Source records
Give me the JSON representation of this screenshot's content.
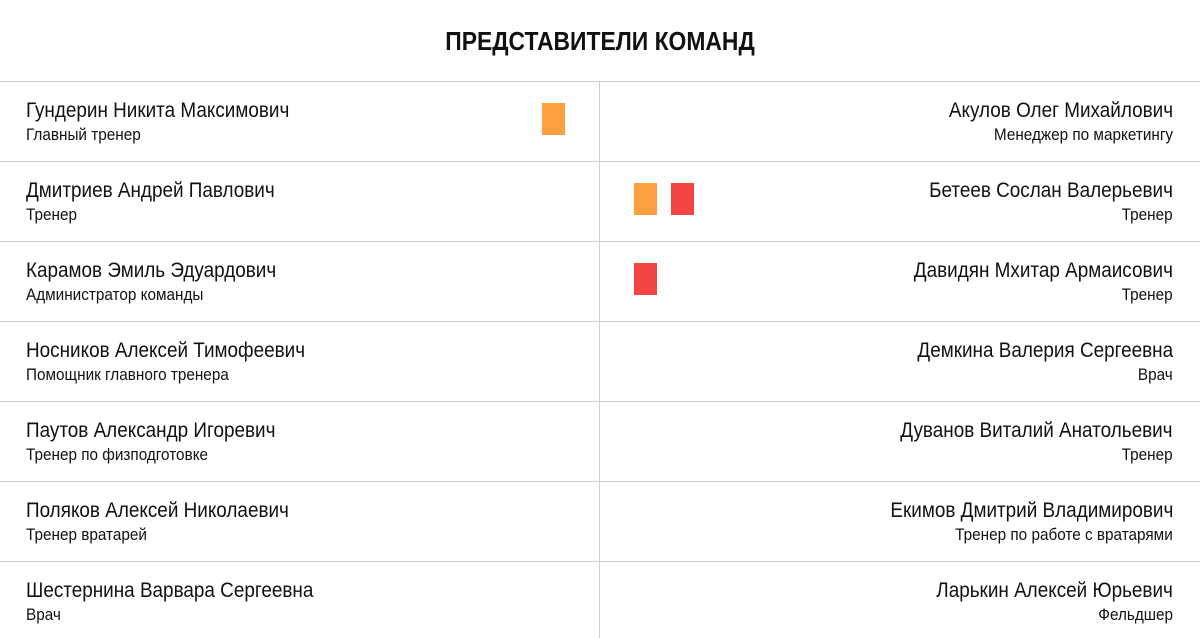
{
  "title": "ПРЕДСТАВИТЕЛИ КОМАНД",
  "rows": [
    {
      "left": {
        "name": "Гундерин Никита Максимович",
        "role": "Главный тренер"
      },
      "right": {
        "name": "Акулов Олег Михайлович",
        "role": "Менеджер по маркетингу"
      }
    },
    {
      "left": {
        "name": "Дмитриев Андрей Павлович",
        "role": "Тренер"
      },
      "right": {
        "name": "Бетеев Сослан Валерьевич",
        "role": "Тренер"
      }
    },
    {
      "left": {
        "name": "Карамов Эмиль Эдуардович",
        "role": "Администратор команды"
      },
      "right": {
        "name": "Давидян Мхитар Армаисович",
        "role": "Тренер"
      }
    },
    {
      "left": {
        "name": "Носников Алексей Тимофеевич",
        "role": "Помощник главного тренера"
      },
      "right": {
        "name": "Демкина Валерия Сергеевна",
        "role": "Врач"
      }
    },
    {
      "left": {
        "name": "Паутов Александр Игоревич",
        "role": "Тренер по физподготовке"
      },
      "right": {
        "name": "Дуванов Виталий Анатольевич",
        "role": "Тренер"
      }
    },
    {
      "left": {
        "name": "Поляков Алексей Николаевич",
        "role": "Тренер вратарей"
      },
      "right": {
        "name": "Екимов Дмитрий Владимирович",
        "role": "Тренер по работе с вратарями"
      }
    },
    {
      "left": {
        "name": "Шестернина Варвара Сергеевна",
        "role": "Врач"
      },
      "right": {
        "name": "Ларькин Алексей Юрьевич",
        "role": "Фельдшер"
      }
    }
  ],
  "cards": {
    "yellow_color": "#ffa040",
    "red_color": "#f44444"
  }
}
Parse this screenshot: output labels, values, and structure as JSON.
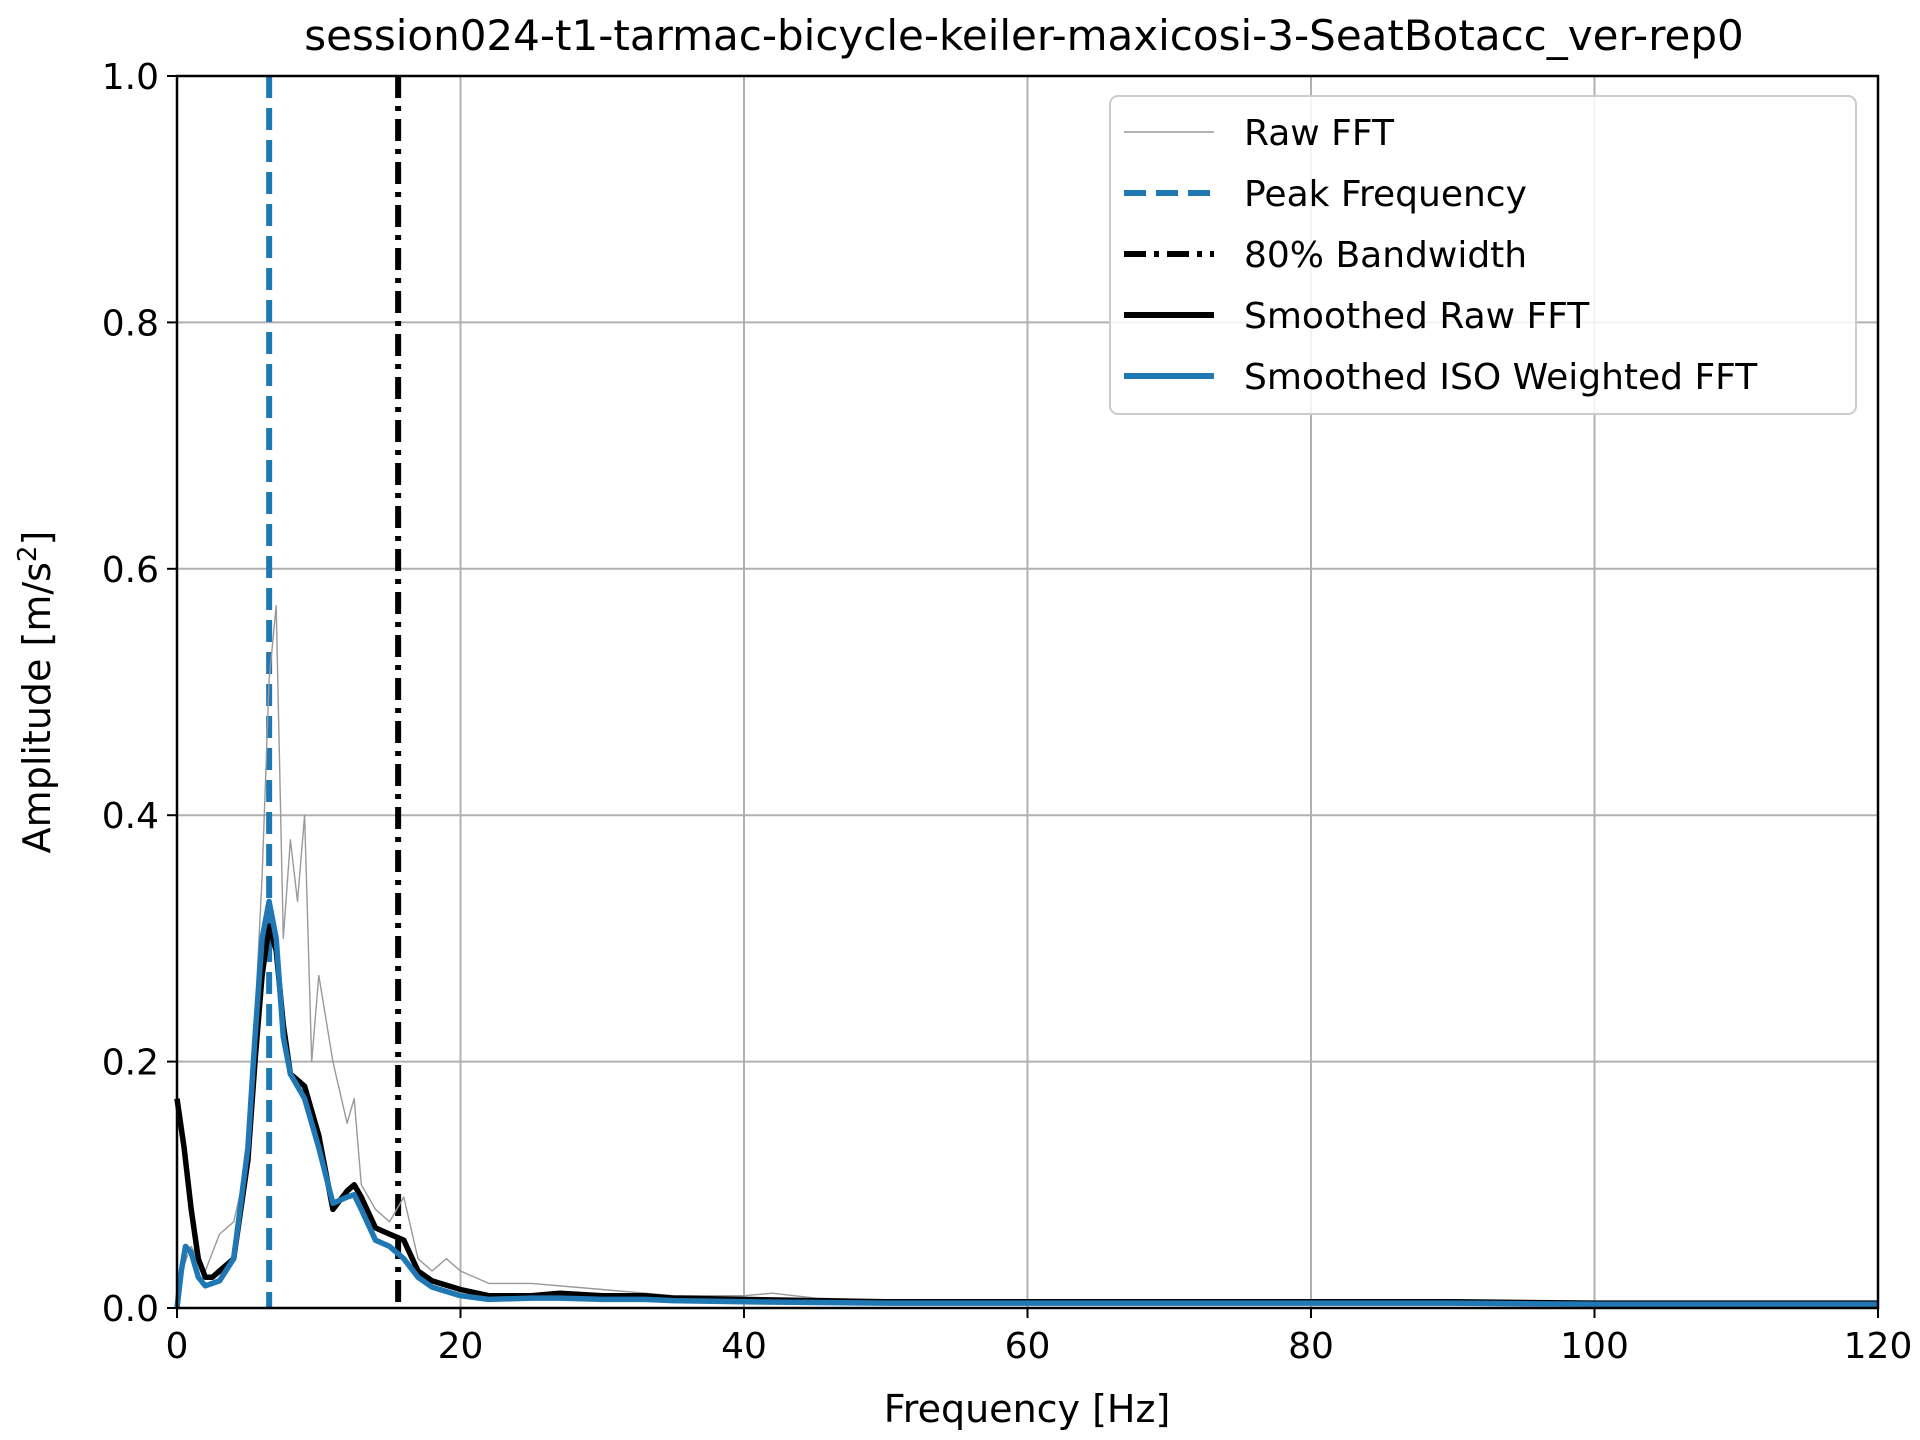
{
  "chart_data": {
    "type": "line",
    "title": "session024-t1-tarmac-bicycle-keiler-maxicosi-3-SeatBotacc_ver-rep0",
    "xlabel": "Frequency [Hz]",
    "ylabel": "Amplitude [m/s",
    "ylabel_sup": "2",
    "ylabel_end": "]",
    "xlim": [
      0,
      120
    ],
    "ylim": [
      0,
      1.0
    ],
    "xticks": [
      0,
      20,
      40,
      60,
      80,
      100,
      120
    ],
    "yticks": [
      0.0,
      0.2,
      0.4,
      0.6,
      0.8,
      1.0
    ],
    "xtick_labels": [
      "0",
      "20",
      "40",
      "60",
      "80",
      "100",
      "120"
    ],
    "ytick_labels": [
      "0.0",
      "0.2",
      "0.4",
      "0.6",
      "0.8",
      "1.0"
    ],
    "grid": true,
    "legend_position": "top-right",
    "peak_frequency": 6.5,
    "bandwidth_80": 15.6,
    "series": [
      {
        "name": "Raw FFT",
        "color": "#999999",
        "style": "thin",
        "x": [
          0,
          1,
          2,
          3,
          4,
          5,
          6,
          6.5,
          7,
          7.5,
          8,
          8.5,
          9,
          9.5,
          10,
          11,
          12,
          12.5,
          13,
          14,
          15,
          16,
          17,
          18,
          19,
          20,
          22,
          25,
          30,
          35,
          40,
          42,
          45,
          50,
          60,
          70,
          80,
          90,
          100,
          110,
          120
        ],
        "values": [
          0.02,
          0.05,
          0.03,
          0.06,
          0.07,
          0.12,
          0.35,
          0.51,
          0.57,
          0.3,
          0.38,
          0.33,
          0.4,
          0.2,
          0.27,
          0.2,
          0.15,
          0.17,
          0.1,
          0.08,
          0.07,
          0.09,
          0.04,
          0.03,
          0.04,
          0.03,
          0.02,
          0.02,
          0.015,
          0.01,
          0.01,
          0.012,
          0.008,
          0.006,
          0.005,
          0.004,
          0.004,
          0.004,
          0.003,
          0.003,
          0.003
        ]
      },
      {
        "name": "Smoothed Raw FFT",
        "color": "#000000",
        "style": "thick",
        "x": [
          0,
          0.5,
          1,
          1.5,
          2,
          2.5,
          3,
          4,
          5,
          5.5,
          6,
          6.5,
          7,
          7.5,
          8,
          8.5,
          9,
          10,
          11,
          12,
          12.5,
          13,
          14,
          15,
          16,
          17,
          18,
          20,
          22,
          25,
          27,
          30,
          33,
          35,
          40,
          50,
          60,
          70,
          80,
          90,
          100,
          110,
          120
        ],
        "values": [
          0.17,
          0.13,
          0.08,
          0.04,
          0.025,
          0.025,
          0.03,
          0.04,
          0.12,
          0.2,
          0.27,
          0.31,
          0.29,
          0.23,
          0.19,
          0.185,
          0.18,
          0.14,
          0.08,
          0.095,
          0.1,
          0.09,
          0.065,
          0.06,
          0.055,
          0.03,
          0.022,
          0.015,
          0.01,
          0.01,
          0.012,
          0.01,
          0.01,
          0.008,
          0.007,
          0.005,
          0.005,
          0.005,
          0.005,
          0.005,
          0.004,
          0.004,
          0.004
        ]
      },
      {
        "name": "Smoothed ISO Weighted FFT",
        "color": "#1f77b4",
        "style": "thick",
        "x": [
          0,
          0.3,
          0.6,
          1,
          1.5,
          2,
          3,
          4,
          5,
          5.5,
          6,
          6.5,
          7,
          7.5,
          8,
          8.5,
          9,
          10,
          11,
          12,
          12.5,
          13,
          14,
          15,
          16,
          17,
          18,
          20,
          22,
          25,
          27,
          30,
          33,
          35,
          40,
          50,
          60,
          70,
          80,
          90,
          100,
          110,
          120
        ],
        "values": [
          0.0,
          0.03,
          0.05,
          0.045,
          0.025,
          0.018,
          0.022,
          0.04,
          0.13,
          0.22,
          0.3,
          0.33,
          0.3,
          0.22,
          0.19,
          0.18,
          0.17,
          0.13,
          0.085,
          0.09,
          0.092,
          0.08,
          0.055,
          0.05,
          0.04,
          0.025,
          0.017,
          0.01,
          0.007,
          0.008,
          0.008,
          0.007,
          0.007,
          0.006,
          0.005,
          0.004,
          0.004,
          0.004,
          0.004,
          0.004,
          0.003,
          0.003,
          0.003
        ]
      }
    ],
    "reference_lines": [
      {
        "name": "Peak Frequency",
        "color": "#1f77b4",
        "style": "dashed"
      },
      {
        "name": "80% Bandwidth",
        "color": "#000000",
        "style": "dashdot"
      }
    ],
    "legend": [
      {
        "label": "Raw FFT",
        "color": "#999999",
        "style": "thin"
      },
      {
        "label": "Peak Frequency",
        "color": "#1f77b4",
        "style": "dashed"
      },
      {
        "label": "80% Bandwidth",
        "color": "#000000",
        "style": "dashdot"
      },
      {
        "label": "Smoothed Raw FFT",
        "color": "#000000",
        "style": "thick"
      },
      {
        "label": "Smoothed ISO Weighted FFT",
        "color": "#1f77b4",
        "style": "thick"
      }
    ]
  }
}
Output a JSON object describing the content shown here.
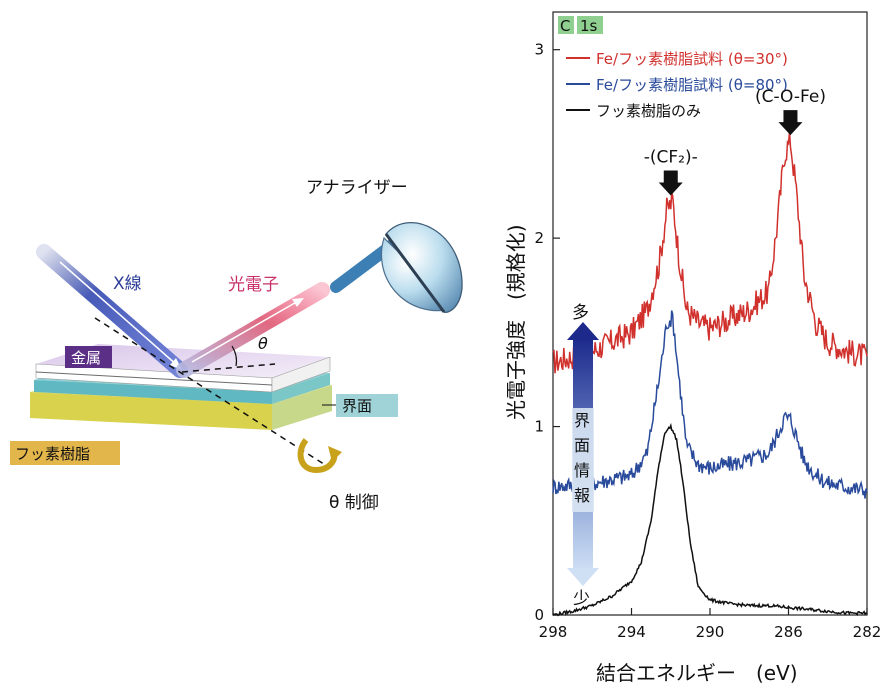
{
  "diagram": {
    "label_xray": "X線",
    "label_photoelectron": "光電子",
    "label_analyzer": "アナライザー",
    "label_theta": "θ",
    "label_metal": "金属",
    "label_interface": "界面",
    "label_fluororesin": "フッ素樹脂",
    "label_theta_control": "θ 制御"
  },
  "chart_data": {
    "type": "line",
    "panel_label_element": "C",
    "panel_label_orbital": "1s",
    "xlabel": "結合エネルギー　(eV)",
    "ylabel": "光電子強度　(規格化)",
    "xlim": [
      298,
      282
    ],
    "ylim": [
      0,
      3.2
    ],
    "xticks": [
      "298",
      "294",
      "290",
      "286",
      "282"
    ],
    "yticks": [
      "0",
      "1",
      "2",
      "3"
    ],
    "series": [
      {
        "name": "Fe/フッ素樹脂試料 (θ=30°)",
        "color": "#d0312d",
        "x": [
          298,
          296,
          294,
          293.2,
          292.6,
          292.2,
          291.9,
          291.6,
          291.2,
          290.6,
          290,
          289,
          288,
          287,
          286.6,
          286.2,
          285.9,
          285.6,
          285.2,
          284.6,
          284,
          283,
          282
        ],
        "y": [
          1.34,
          1.4,
          1.5,
          1.62,
          1.86,
          2.15,
          2.2,
          1.92,
          1.62,
          1.55,
          1.52,
          1.57,
          1.62,
          1.72,
          2.05,
          2.45,
          2.52,
          2.25,
          1.8,
          1.55,
          1.45,
          1.4,
          1.37
        ]
      },
      {
        "name": "Fe/フッ素樹脂試料 (θ=80°)",
        "color": "#2a4b9b",
        "x": [
          298,
          296,
          294,
          293.2,
          292.6,
          292.2,
          291.9,
          291.6,
          291.2,
          290.6,
          290,
          289,
          288,
          287,
          286.6,
          286.2,
          285.9,
          285.6,
          285.2,
          284.6,
          284,
          283,
          282
        ],
        "y": [
          0.68,
          0.7,
          0.74,
          0.86,
          1.25,
          1.55,
          1.58,
          1.28,
          0.9,
          0.8,
          0.78,
          0.8,
          0.82,
          0.86,
          0.95,
          1.05,
          1.04,
          0.95,
          0.82,
          0.74,
          0.7,
          0.68,
          0.66
        ]
      },
      {
        "name": "フッ素樹脂のみ",
        "color": "#111111",
        "x": [
          298,
          297,
          296,
          295,
          294.5,
          294,
          293.5,
          293,
          292.6,
          292.3,
          292,
          291.7,
          291.4,
          291,
          290.6,
          290,
          289,
          288,
          287,
          286,
          285,
          284,
          283,
          282
        ],
        "y": [
          0.0,
          0.02,
          0.05,
          0.1,
          0.14,
          0.18,
          0.28,
          0.5,
          0.8,
          0.97,
          1.0,
          0.93,
          0.72,
          0.38,
          0.15,
          0.08,
          0.06,
          0.05,
          0.05,
          0.04,
          0.03,
          0.02,
          0.01,
          0.01
        ]
      }
    ],
    "annotations": {
      "cf2_label": "-(CF₂)-",
      "cf2_x": 292,
      "cf2_y": 2.2,
      "cofe_label": "(C-O-Fe)",
      "cofe_x": 285.9,
      "cofe_y": 2.52
    },
    "side_arrow": {
      "top_label": "多",
      "middle_labels": [
        "界",
        "面",
        "情",
        "報"
      ],
      "bottom_label": "少"
    }
  }
}
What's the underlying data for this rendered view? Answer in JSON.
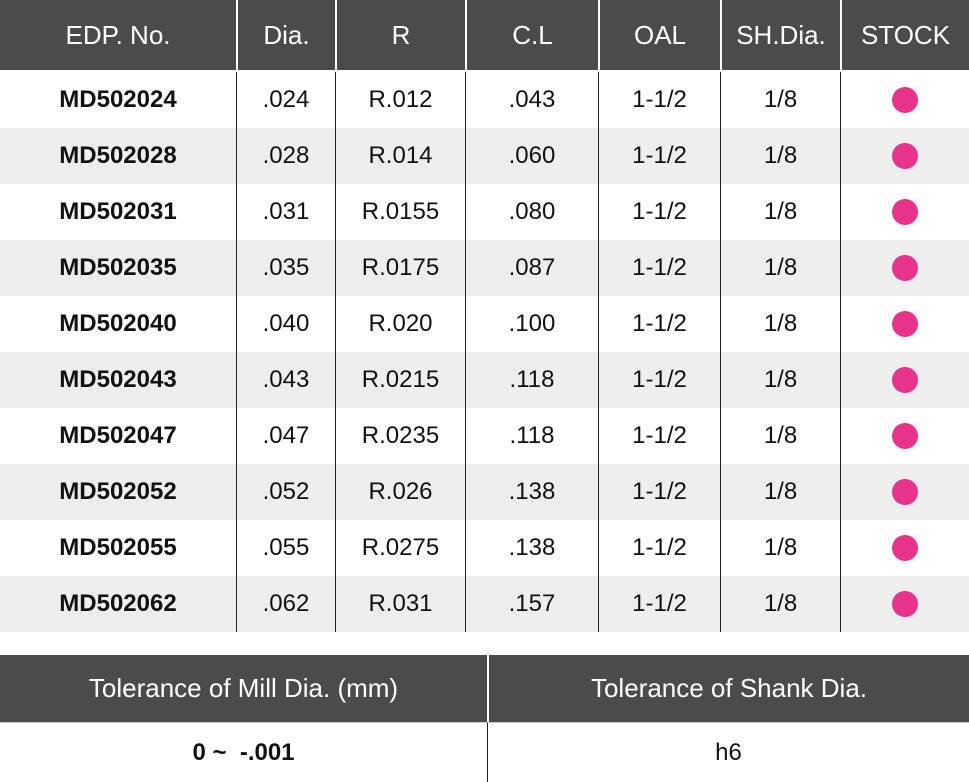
{
  "table": {
    "columns": [
      "EDP. No.",
      "Dia.",
      "R",
      "C.L",
      "OAL",
      "SH.Dia.",
      "STOCK"
    ],
    "rows": [
      [
        "MD502024",
        ".024",
        "R.012",
        ".043",
        "1-1/2",
        "1/8"
      ],
      [
        "MD502028",
        ".028",
        "R.014",
        ".060",
        "1-1/2",
        "1/8"
      ],
      [
        "MD502031",
        ".031",
        "R.0155",
        ".080",
        "1-1/2",
        "1/8"
      ],
      [
        "MD502035",
        ".035",
        "R.0175",
        ".087",
        "1-1/2",
        "1/8"
      ],
      [
        "MD502040",
        ".040",
        "R.020",
        ".100",
        "1-1/2",
        "1/8"
      ],
      [
        "MD502043",
        ".043",
        "R.0215",
        ".118",
        "1-1/2",
        "1/8"
      ],
      [
        "MD502047",
        ".047",
        "R.0235",
        ".118",
        "1-1/2",
        "1/8"
      ],
      [
        "MD502052",
        ".052",
        "R.026",
        ".138",
        "1-1/2",
        "1/8"
      ],
      [
        "MD502055",
        ".055",
        "R.0275",
        ".138",
        "1-1/2",
        "1/8"
      ],
      [
        "MD502062",
        ".062",
        "R.031",
        ".157",
        "1-1/2",
        "1/8"
      ]
    ]
  },
  "tolerance": {
    "headers": [
      "Tolerance of Mill Dia. (mm)",
      "Tolerance of Shank Dia."
    ],
    "row": [
      "0 ~  -.001",
      "h6"
    ]
  }
}
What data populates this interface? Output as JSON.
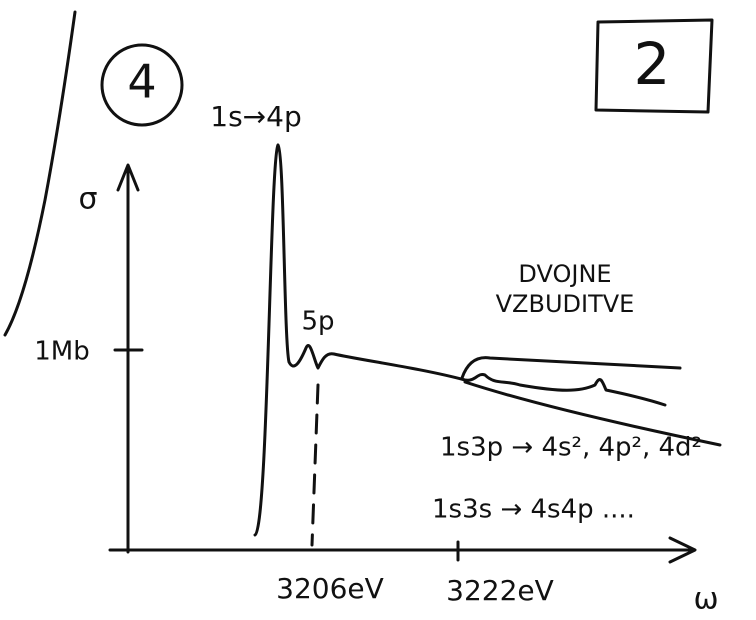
{
  "corner_labels": {
    "circled": "4",
    "boxed": "2"
  },
  "axes": {
    "y_label": "σ",
    "x_label": "ω",
    "y_tick": "1Mb",
    "x_ticks": [
      "3206eV",
      "3222eV"
    ]
  },
  "peaks": {
    "main": "1s→4p",
    "second": "5p"
  },
  "region": {
    "title_line1": "DVOJNE",
    "title_line2": "VZBUDITVE",
    "transitions": [
      "1s3p → 4s², 4p², 4d²",
      "1s3s → 4s4p ...."
    ]
  }
}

What the task requires: Sift through the entries and copy every line with "JSON".

Expected output:
Give me the JSON representation of this screenshot's content.
Parse this screenshot: output labels, values, and structure as JSON.
Output a JSON object describing the content shown here.
What's the underlying data for this rendered view? Answer in JSON.
What data populates this interface? Output as JSON.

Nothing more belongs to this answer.